(Stored data)
--- START ---

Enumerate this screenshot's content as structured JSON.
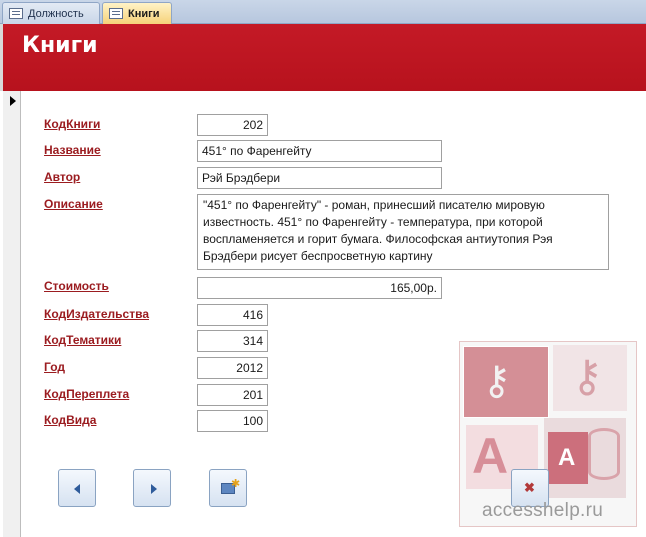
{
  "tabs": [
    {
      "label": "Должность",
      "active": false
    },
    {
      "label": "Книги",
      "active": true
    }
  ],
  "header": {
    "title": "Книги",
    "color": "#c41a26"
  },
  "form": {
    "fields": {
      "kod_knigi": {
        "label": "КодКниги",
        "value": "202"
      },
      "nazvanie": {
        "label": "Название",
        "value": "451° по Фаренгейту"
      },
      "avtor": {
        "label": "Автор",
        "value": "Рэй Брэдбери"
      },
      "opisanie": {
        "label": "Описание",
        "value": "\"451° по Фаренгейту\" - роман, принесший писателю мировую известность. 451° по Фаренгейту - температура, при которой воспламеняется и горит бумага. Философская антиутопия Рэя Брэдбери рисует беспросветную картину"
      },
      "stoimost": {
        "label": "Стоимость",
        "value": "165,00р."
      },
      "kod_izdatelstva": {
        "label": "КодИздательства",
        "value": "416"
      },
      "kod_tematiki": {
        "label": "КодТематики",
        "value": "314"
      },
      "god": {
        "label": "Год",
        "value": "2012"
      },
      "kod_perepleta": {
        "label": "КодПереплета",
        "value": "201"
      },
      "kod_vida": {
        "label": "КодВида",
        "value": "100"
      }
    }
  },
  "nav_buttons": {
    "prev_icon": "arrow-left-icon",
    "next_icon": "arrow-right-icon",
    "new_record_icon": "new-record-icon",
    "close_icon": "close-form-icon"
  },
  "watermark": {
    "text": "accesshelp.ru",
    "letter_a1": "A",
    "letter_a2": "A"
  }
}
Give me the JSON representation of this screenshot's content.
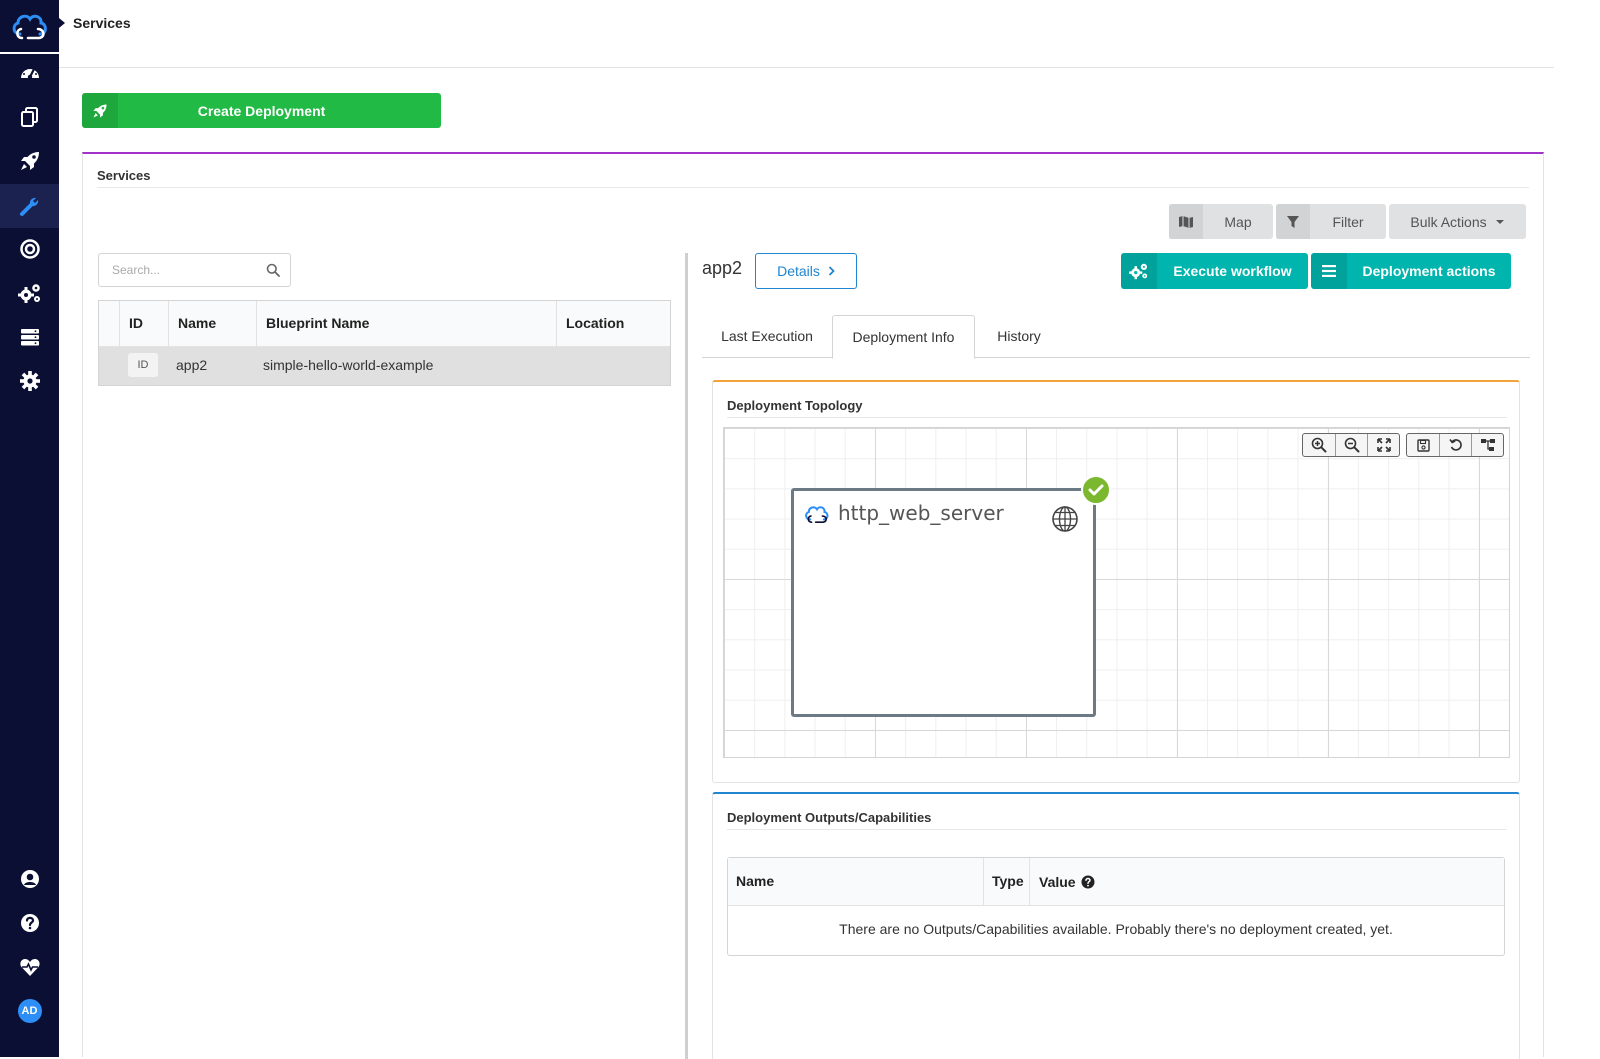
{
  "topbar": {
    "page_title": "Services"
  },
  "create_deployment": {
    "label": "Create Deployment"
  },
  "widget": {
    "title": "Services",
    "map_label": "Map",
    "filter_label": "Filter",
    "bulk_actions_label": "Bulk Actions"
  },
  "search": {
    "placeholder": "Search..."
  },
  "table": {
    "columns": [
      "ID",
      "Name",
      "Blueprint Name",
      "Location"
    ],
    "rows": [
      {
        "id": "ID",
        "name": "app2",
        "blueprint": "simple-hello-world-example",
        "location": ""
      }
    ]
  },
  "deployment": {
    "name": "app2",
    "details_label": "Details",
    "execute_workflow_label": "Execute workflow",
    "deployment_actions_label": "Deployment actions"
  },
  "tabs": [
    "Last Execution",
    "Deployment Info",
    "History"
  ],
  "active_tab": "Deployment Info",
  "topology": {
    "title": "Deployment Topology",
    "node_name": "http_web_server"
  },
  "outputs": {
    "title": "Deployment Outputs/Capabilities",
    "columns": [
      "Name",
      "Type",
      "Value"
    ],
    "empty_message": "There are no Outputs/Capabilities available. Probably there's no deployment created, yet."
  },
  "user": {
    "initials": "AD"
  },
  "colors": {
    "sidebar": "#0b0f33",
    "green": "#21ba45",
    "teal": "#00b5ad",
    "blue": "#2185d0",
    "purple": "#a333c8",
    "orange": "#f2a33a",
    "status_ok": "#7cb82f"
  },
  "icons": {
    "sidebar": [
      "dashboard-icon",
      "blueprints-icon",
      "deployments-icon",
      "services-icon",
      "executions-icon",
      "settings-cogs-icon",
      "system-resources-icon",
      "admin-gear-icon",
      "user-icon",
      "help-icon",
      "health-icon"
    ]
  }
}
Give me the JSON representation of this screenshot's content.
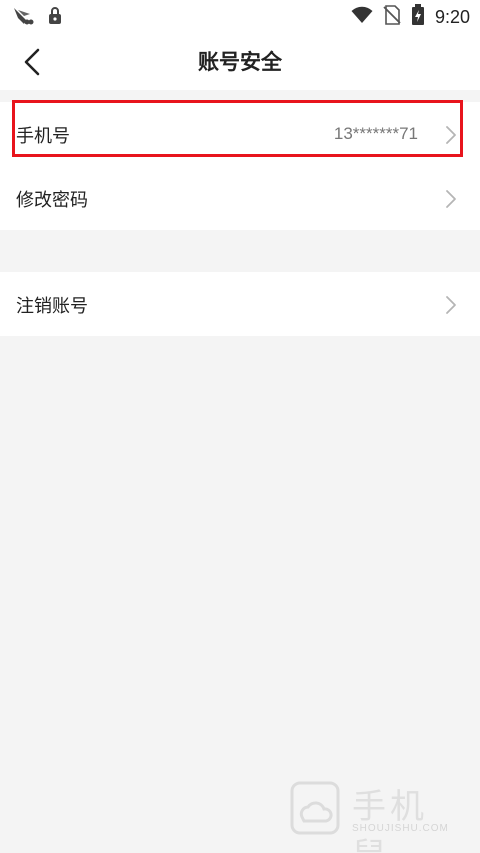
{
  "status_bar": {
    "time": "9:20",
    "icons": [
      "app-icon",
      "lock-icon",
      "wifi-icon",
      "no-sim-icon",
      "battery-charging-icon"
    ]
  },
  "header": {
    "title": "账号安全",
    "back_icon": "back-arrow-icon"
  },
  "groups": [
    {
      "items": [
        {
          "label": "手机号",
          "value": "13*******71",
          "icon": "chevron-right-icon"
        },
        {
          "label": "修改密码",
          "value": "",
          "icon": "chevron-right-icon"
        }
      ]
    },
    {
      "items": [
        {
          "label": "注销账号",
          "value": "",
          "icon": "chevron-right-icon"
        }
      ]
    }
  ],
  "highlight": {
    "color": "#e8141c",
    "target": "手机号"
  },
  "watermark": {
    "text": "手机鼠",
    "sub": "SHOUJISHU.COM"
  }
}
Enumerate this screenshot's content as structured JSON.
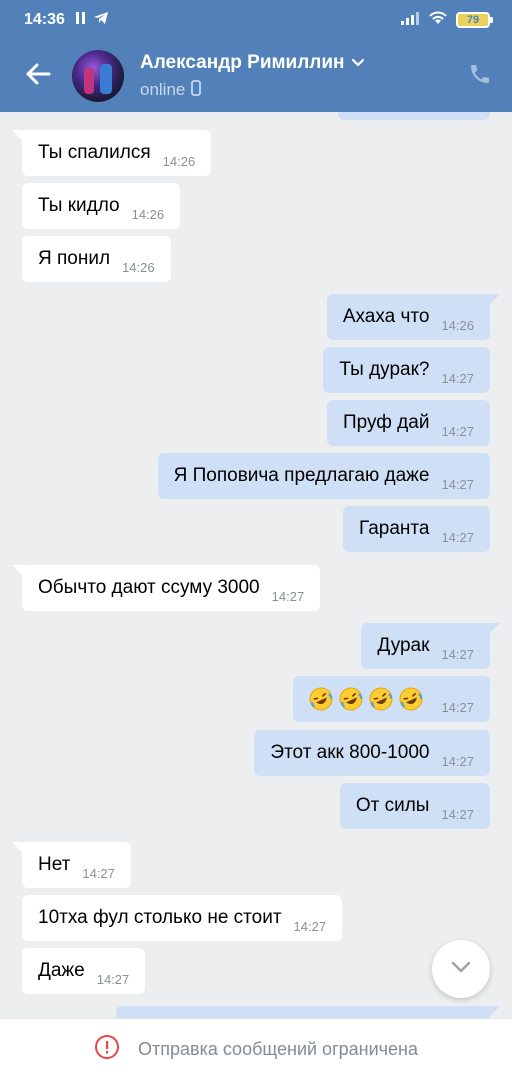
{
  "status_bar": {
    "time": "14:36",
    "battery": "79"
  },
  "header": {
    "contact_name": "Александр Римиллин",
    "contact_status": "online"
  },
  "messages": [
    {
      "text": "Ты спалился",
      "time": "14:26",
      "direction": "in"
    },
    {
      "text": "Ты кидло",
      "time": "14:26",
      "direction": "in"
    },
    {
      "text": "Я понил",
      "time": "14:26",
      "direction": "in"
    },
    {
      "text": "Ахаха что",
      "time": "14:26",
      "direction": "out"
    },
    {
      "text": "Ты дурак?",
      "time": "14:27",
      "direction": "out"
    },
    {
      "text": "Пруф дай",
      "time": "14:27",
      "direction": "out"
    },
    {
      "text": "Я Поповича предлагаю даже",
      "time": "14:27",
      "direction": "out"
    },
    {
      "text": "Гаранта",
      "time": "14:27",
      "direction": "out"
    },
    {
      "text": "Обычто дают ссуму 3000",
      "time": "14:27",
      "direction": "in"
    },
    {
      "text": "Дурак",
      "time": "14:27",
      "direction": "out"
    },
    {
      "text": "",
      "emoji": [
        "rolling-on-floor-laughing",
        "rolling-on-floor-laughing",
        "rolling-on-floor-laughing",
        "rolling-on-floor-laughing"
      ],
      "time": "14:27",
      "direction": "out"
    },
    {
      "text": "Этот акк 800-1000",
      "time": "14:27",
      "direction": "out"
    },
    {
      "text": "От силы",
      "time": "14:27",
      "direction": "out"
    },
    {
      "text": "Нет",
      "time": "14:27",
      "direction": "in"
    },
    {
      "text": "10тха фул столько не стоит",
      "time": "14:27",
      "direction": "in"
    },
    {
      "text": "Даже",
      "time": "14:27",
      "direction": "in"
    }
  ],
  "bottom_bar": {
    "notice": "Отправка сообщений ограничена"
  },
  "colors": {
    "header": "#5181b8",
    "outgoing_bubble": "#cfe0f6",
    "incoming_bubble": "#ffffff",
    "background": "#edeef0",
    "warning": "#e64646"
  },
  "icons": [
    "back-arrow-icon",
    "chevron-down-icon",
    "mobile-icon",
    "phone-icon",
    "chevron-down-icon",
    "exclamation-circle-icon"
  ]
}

--- END ---

Leave the pictures out and reproduce each record exactly as written.

Enumerate this screenshot's content as structured JSON.
{
  "tabs": [
    {
      "label": "Должность",
      "active": false
    },
    {
      "label": "Книги",
      "active": true
    }
  ],
  "header": {
    "title": "Книги",
    "color": "#c41a26"
  },
  "form": {
    "fields": {
      "kod_knigi": {
        "label": "КодКниги",
        "value": "202"
      },
      "nazvanie": {
        "label": "Название",
        "value": "451° по Фаренгейту"
      },
      "avtor": {
        "label": "Автор",
        "value": "Рэй Брэдбери"
      },
      "opisanie": {
        "label": "Описание",
        "value": "\"451° по Фаренгейту\" - роман, принесший писателю мировую известность. 451° по Фаренгейту - температура, при которой воспламеняется и горит бумага. Философская антиутопия Рэя Брэдбери рисует беспросветную картину"
      },
      "stoimost": {
        "label": "Стоимость",
        "value": "165,00р."
      },
      "kod_izdatelstva": {
        "label": "КодИздательства",
        "value": "416"
      },
      "kod_tematiki": {
        "label": "КодТематики",
        "value": "314"
      },
      "god": {
        "label": "Год",
        "value": "2012"
      },
      "kod_perepleta": {
        "label": "КодПереплета",
        "value": "201"
      },
      "kod_vida": {
        "label": "КодВида",
        "value": "100"
      }
    }
  },
  "nav_buttons": {
    "prev_icon": "arrow-left-icon",
    "next_icon": "arrow-right-icon",
    "new_record_icon": "new-record-icon",
    "close_icon": "close-form-icon"
  },
  "watermark": {
    "text": "accesshelp.ru",
    "letter_a1": "A",
    "letter_a2": "A"
  }
}
Give me the JSON representation of this screenshot's content.
{
  "topbar": {
    "page_title": "Services"
  },
  "create_deployment": {
    "label": "Create Deployment"
  },
  "widget": {
    "title": "Services",
    "map_label": "Map",
    "filter_label": "Filter",
    "bulk_actions_label": "Bulk Actions"
  },
  "search": {
    "placeholder": "Search..."
  },
  "table": {
    "columns": [
      "ID",
      "Name",
      "Blueprint Name",
      "Location"
    ],
    "rows": [
      {
        "id": "ID",
        "name": "app2",
        "blueprint": "simple-hello-world-example",
        "location": ""
      }
    ]
  },
  "deployment": {
    "name": "app2",
    "details_label": "Details",
    "execute_workflow_label": "Execute workflow",
    "deployment_actions_label": "Deployment actions"
  },
  "tabs": [
    "Last Execution",
    "Deployment Info",
    "History"
  ],
  "active_tab": "Deployment Info",
  "topology": {
    "title": "Deployment Topology",
    "node_name": "http_web_server"
  },
  "outputs": {
    "title": "Deployment Outputs/Capabilities",
    "columns": [
      "Name",
      "Type",
      "Value"
    ],
    "empty_message": "There are no Outputs/Capabilities available. Probably there's no deployment created, yet."
  },
  "user": {
    "initials": "AD"
  },
  "colors": {
    "sidebar": "#0b0f33",
    "green": "#21ba45",
    "teal": "#00b5ad",
    "blue": "#2185d0",
    "purple": "#a333c8",
    "orange": "#f2a33a",
    "status_ok": "#7cb82f"
  },
  "icons": {
    "sidebar": [
      "dashboard-icon",
      "blueprints-icon",
      "deployments-icon",
      "services-icon",
      "executions-icon",
      "settings-cogs-icon",
      "system-resources-icon",
      "admin-gear-icon",
      "user-icon",
      "help-icon",
      "health-icon"
    ]
  }
}
Give me the JSON representation of this screenshot's content.
{
  "status_bar": {
    "time": "9:20",
    "icons": [
      "app-icon",
      "lock-icon",
      "wifi-icon",
      "no-sim-icon",
      "battery-charging-icon"
    ]
  },
  "header": {
    "title": "账号安全",
    "back_icon": "back-arrow-icon"
  },
  "groups": [
    {
      "items": [
        {
          "label": "手机号",
          "value": "13*******71",
          "icon": "chevron-right-icon"
        },
        {
          "label": "修改密码",
          "value": "",
          "icon": "chevron-right-icon"
        }
      ]
    },
    {
      "items": [
        {
          "label": "注销账号",
          "value": "",
          "icon": "chevron-right-icon"
        }
      ]
    }
  ],
  "highlight": {
    "color": "#e8141c",
    "target": "手机号"
  },
  "watermark": {
    "text": "手机鼠",
    "sub": "SHOUJISHU.COM"
  }
}
Enumerate this screenshot's content as structured JSON.
{
  "status_bar": {
    "time": "14:36",
    "battery": "79"
  },
  "header": {
    "contact_name": "Александр Римиллин",
    "contact_status": "online"
  },
  "messages": [
    {
      "text": "Ты спалился",
      "time": "14:26",
      "direction": "in"
    },
    {
      "text": "Ты кидло",
      "time": "14:26",
      "direction": "in"
    },
    {
      "text": "Я понил",
      "time": "14:26",
      "direction": "in"
    },
    {
      "text": "Ахаха что",
      "time": "14:26",
      "direction": "out"
    },
    {
      "text": "Ты дурак?",
      "time": "14:27",
      "direction": "out"
    },
    {
      "text": "Пруф дай",
      "time": "14:27",
      "direction": "out"
    },
    {
      "text": "Я Поповича предлагаю даже",
      "time": "14:27",
      "direction": "out"
    },
    {
      "text": "Гаранта",
      "time": "14:27",
      "direction": "out"
    },
    {
      "text": "Обычто дают ссуму 3000",
      "time": "14:27",
      "direction": "in"
    },
    {
      "text": "Дурак",
      "time": "14:27",
      "direction": "out"
    },
    {
      "text": "",
      "emoji": [
        "rolling-on-floor-laughing",
        "rolling-on-floor-laughing",
        "rolling-on-floor-laughing",
        "rolling-on-floor-laughing"
      ],
      "time": "14:27",
      "direction": "out"
    },
    {
      "text": "Этот акк 800-1000",
      "time": "14:27",
      "direction": "out"
    },
    {
      "text": "От силы",
      "time": "14:27",
      "direction": "out"
    },
    {
      "text": "Нет",
      "time": "14:27",
      "direction": "in"
    },
    {
      "text": "10тха фул столько не стоит",
      "time": "14:27",
      "direction": "in"
    },
    {
      "text": "Даже",
      "time": "14:27",
      "direction": "in"
    }
  ],
  "bottom_bar": {
    "notice": "Отправка сообщений ограничена"
  },
  "colors": {
    "header": "#5181b8",
    "outgoing_bubble": "#cfe0f6",
    "incoming_bubble": "#ffffff",
    "background": "#edeef0",
    "warning": "#e64646"
  },
  "icons": [
    "back-arrow-icon",
    "chevron-down-icon",
    "mobile-icon",
    "phone-icon",
    "chevron-down-icon",
    "exclamation-circle-icon"
  ]
}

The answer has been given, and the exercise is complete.